- **What you will do**
Quote the listing below in full and exactly as written, but omit every picture.

- **Items**
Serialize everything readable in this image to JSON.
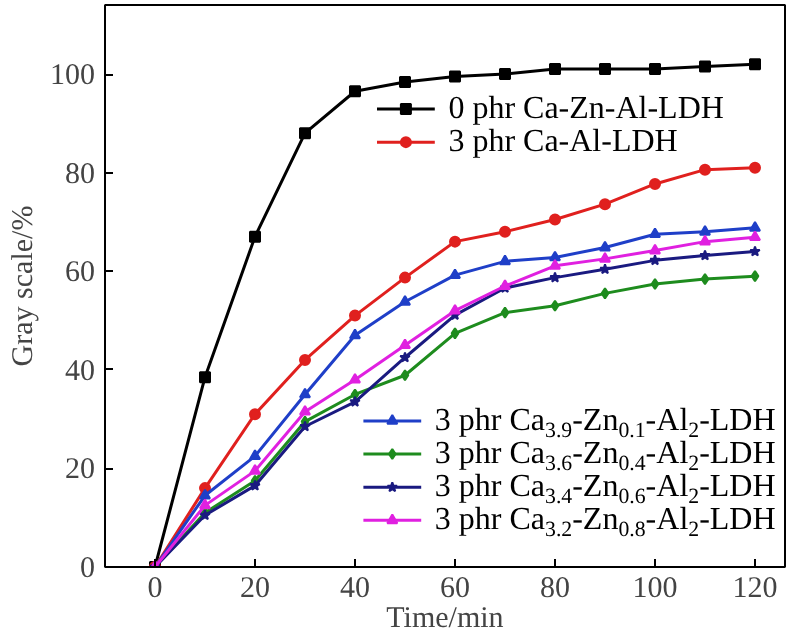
{
  "chart_data": {
    "type": "line",
    "xlabel": "Time/min",
    "ylabel": "Gray scale/%",
    "x": [
      0,
      10,
      20,
      30,
      40,
      50,
      60,
      70,
      80,
      90,
      100,
      110,
      120
    ],
    "xlim": [
      -10,
      126
    ],
    "xticks": [
      0,
      20,
      40,
      60,
      80,
      100,
      120
    ],
    "ylim": [
      0,
      114
    ],
    "yticks": [
      0,
      20,
      40,
      60,
      80,
      100
    ],
    "grid": false,
    "legend": "right",
    "line_style": "solid",
    "series": [
      {
        "name": "0 phr Ca-Zn-Al-LDH",
        "color": "#000000",
        "marker": "square",
        "values": [
          0,
          38.5,
          67,
          88,
          96.5,
          98.4,
          99.5,
          100,
          101,
          101,
          101,
          101.5,
          102
        ]
      },
      {
        "name": "3 phr Ca-Al-LDH",
        "color": "#e0201e",
        "marker": "circle",
        "values": [
          0,
          16,
          31,
          42,
          51,
          58.7,
          66,
          68,
          70.5,
          73.6,
          77.7,
          80.6,
          81
        ]
      },
      {
        "name": "3 phr Ca$_{3.9}$-Zn$_{0.1}$-Al$_{2}$-LDH",
        "color": "#1f3fc8",
        "marker": "triangle",
        "values": [
          0,
          14.5,
          22.5,
          35,
          47,
          53.8,
          59.2,
          62,
          62.8,
          64.8,
          67.5,
          68,
          68.8
        ]
      },
      {
        "name": "3 phr Ca$_{3.6}$-Zn$_{0.4}$-Al$_{2}$-LDH",
        "color": "#1e8c1e",
        "marker": "diamond",
        "values": [
          0,
          11,
          17.5,
          29.5,
          35,
          38.9,
          47.4,
          51.6,
          53,
          55.5,
          57.4,
          58.4,
          59
        ]
      },
      {
        "name": "3 phr Ca$_{3.4}$-Zn$_{0.6}$-Al$_{2}$-LDH",
        "color": "#1a1a80",
        "marker": "star",
        "values": [
          0,
          10.5,
          16.5,
          28.5,
          33.5,
          42.5,
          51.1,
          56.6,
          58.7,
          60.4,
          62.2,
          63.2,
          64
        ]
      },
      {
        "name": "3 phr Ca$_{3.2}$-Zn$_{0.8}$-Al$_{2}$-LDH",
        "color": "#e020e0",
        "marker": "triangle",
        "values": [
          0,
          12.5,
          19.5,
          31.5,
          38,
          45,
          52,
          57,
          61.1,
          62.5,
          64.2,
          66,
          66.9
        ]
      }
    ]
  }
}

- **Answer**
Serialize everything readable in this image to JSON.
{
  "chart_data": {
    "type": "line",
    "xlabel": "Time/min",
    "ylabel": "Gray scale/%",
    "x": [
      0,
      10,
      20,
      30,
      40,
      50,
      60,
      70,
      80,
      90,
      100,
      110,
      120
    ],
    "xlim": [
      -10,
      126
    ],
    "xticks": [
      0,
      20,
      40,
      60,
      80,
      100,
      120
    ],
    "ylim": [
      0,
      114
    ],
    "yticks": [
      0,
      20,
      40,
      60,
      80,
      100
    ],
    "grid": false,
    "legend": "right",
    "line_style": "solid",
    "series": [
      {
        "name": "0 phr Ca-Zn-Al-LDH",
        "color": "#000000",
        "marker": "square",
        "values": [
          0,
          38.5,
          67,
          88,
          96.5,
          98.4,
          99.5,
          100,
          101,
          101,
          101,
          101.5,
          102
        ]
      },
      {
        "name": "3 phr Ca-Al-LDH",
        "color": "#e0201e",
        "marker": "circle",
        "values": [
          0,
          16,
          31,
          42,
          51,
          58.7,
          66,
          68,
          70.5,
          73.6,
          77.7,
          80.6,
          81
        ]
      },
      {
        "name": "3 phr Ca$_{3.9}$-Zn$_{0.1}$-Al$_{2}$-LDH",
        "color": "#1f3fc8",
        "marker": "triangle",
        "values": [
          0,
          14.5,
          22.5,
          35,
          47,
          53.8,
          59.2,
          62,
          62.8,
          64.8,
          67.5,
          68,
          68.8
        ]
      },
      {
        "name": "3 phr Ca$_{3.6}$-Zn$_{0.4}$-Al$_{2}$-LDH",
        "color": "#1e8c1e",
        "marker": "diamond",
        "values": [
          0,
          11,
          17.5,
          29.5,
          35,
          38.9,
          47.4,
          51.6,
          53,
          55.5,
          57.4,
          58.4,
          59
        ]
      },
      {
        "name": "3 phr Ca$_{3.4}$-Zn$_{0.6}$-Al$_{2}$-LDH",
        "color": "#1a1a80",
        "marker": "star",
        "values": [
          0,
          10.5,
          16.5,
          28.5,
          33.5,
          42.5,
          51.1,
          56.6,
          58.7,
          60.4,
          62.2,
          63.2,
          64
        ]
      },
      {
        "name": "3 phr Ca$_{3.2}$-Zn$_{0.8}$-Al$_{2}$-LDH",
        "color": "#e020e0",
        "marker": "triangle",
        "values": [
          0,
          12.5,
          19.5,
          31.5,
          38,
          45,
          52,
          57,
          61.1,
          62.5,
          64.2,
          66,
          66.9
        ]
      }
    ]
  }
}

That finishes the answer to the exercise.